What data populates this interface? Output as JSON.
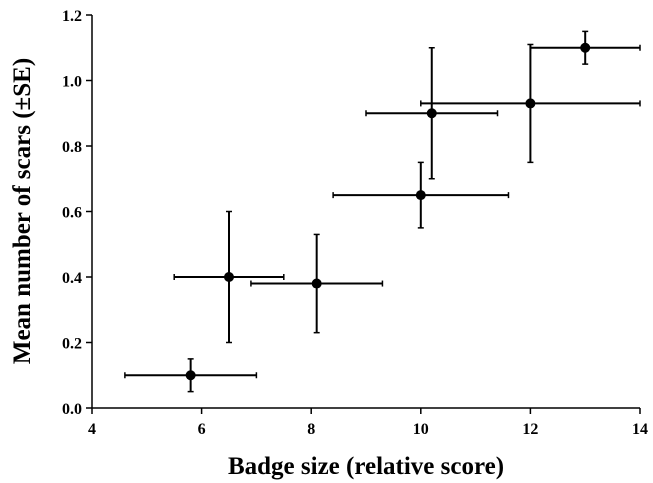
{
  "chart_data": {
    "type": "scatter",
    "xlabel": "Badge size (relative score)",
    "ylabel": "Mean number of scars (±SE)",
    "xlim": [
      4,
      14
    ],
    "ylim": [
      0,
      1.2
    ],
    "x_ticks": [
      "4",
      "6",
      "8",
      "10",
      "12",
      "14"
    ],
    "y_ticks": [
      "0.0",
      "0.2",
      "0.4",
      "0.6",
      "0.8",
      "1.0",
      "1.2"
    ],
    "grid": false,
    "marker_color": "#000000",
    "points": [
      {
        "x": 5.8,
        "y": 0.1,
        "x_err": [
          4.6,
          7.0
        ],
        "y_err": [
          0.05,
          0.15
        ]
      },
      {
        "x": 6.5,
        "y": 0.4,
        "x_err": [
          5.5,
          7.5
        ],
        "y_err": [
          0.2,
          0.6
        ]
      },
      {
        "x": 8.1,
        "y": 0.38,
        "x_err": [
          6.9,
          9.3
        ],
        "y_err": [
          0.23,
          0.53
        ]
      },
      {
        "x": 10.0,
        "y": 0.65,
        "x_err": [
          8.4,
          11.6
        ],
        "y_err": [
          0.55,
          0.75
        ]
      },
      {
        "x": 10.2,
        "y": 0.9,
        "x_err": [
          9.0,
          11.4
        ],
        "y_err": [
          0.7,
          1.1
        ]
      },
      {
        "x": 12.0,
        "y": 0.93,
        "x_err": [
          10.0,
          14.0
        ],
        "y_err": [
          0.75,
          1.11
        ]
      },
      {
        "x": 13.0,
        "y": 1.1,
        "x_err": [
          12.0,
          14.0
        ],
        "y_err": [
          1.05,
          1.15
        ]
      }
    ]
  }
}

■ STATED GOAL: Print out the whole of the material word for word, without pictures.

■ EXERCISE ANSWER:
What data populates this interface? Output as JSON.
{
  "chart_data": {
    "type": "scatter",
    "xlabel": "Badge size (relative score)",
    "ylabel": "Mean number of scars (±SE)",
    "xlim": [
      4,
      14
    ],
    "ylim": [
      0,
      1.2
    ],
    "x_ticks": [
      "4",
      "6",
      "8",
      "10",
      "12",
      "14"
    ],
    "y_ticks": [
      "0.0",
      "0.2",
      "0.4",
      "0.6",
      "0.8",
      "1.0",
      "1.2"
    ],
    "grid": false,
    "marker_color": "#000000",
    "points": [
      {
        "x": 5.8,
        "y": 0.1,
        "x_err": [
          4.6,
          7.0
        ],
        "y_err": [
          0.05,
          0.15
        ]
      },
      {
        "x": 6.5,
        "y": 0.4,
        "x_err": [
          5.5,
          7.5
        ],
        "y_err": [
          0.2,
          0.6
        ]
      },
      {
        "x": 8.1,
        "y": 0.38,
        "x_err": [
          6.9,
          9.3
        ],
        "y_err": [
          0.23,
          0.53
        ]
      },
      {
        "x": 10.0,
        "y": 0.65,
        "x_err": [
          8.4,
          11.6
        ],
        "y_err": [
          0.55,
          0.75
        ]
      },
      {
        "x": 10.2,
        "y": 0.9,
        "x_err": [
          9.0,
          11.4
        ],
        "y_err": [
          0.7,
          1.1
        ]
      },
      {
        "x": 12.0,
        "y": 0.93,
        "x_err": [
          10.0,
          14.0
        ],
        "y_err": [
          0.75,
          1.11
        ]
      },
      {
        "x": 13.0,
        "y": 1.1,
        "x_err": [
          12.0,
          14.0
        ],
        "y_err": [
          1.05,
          1.15
        ]
      }
    ]
  }
}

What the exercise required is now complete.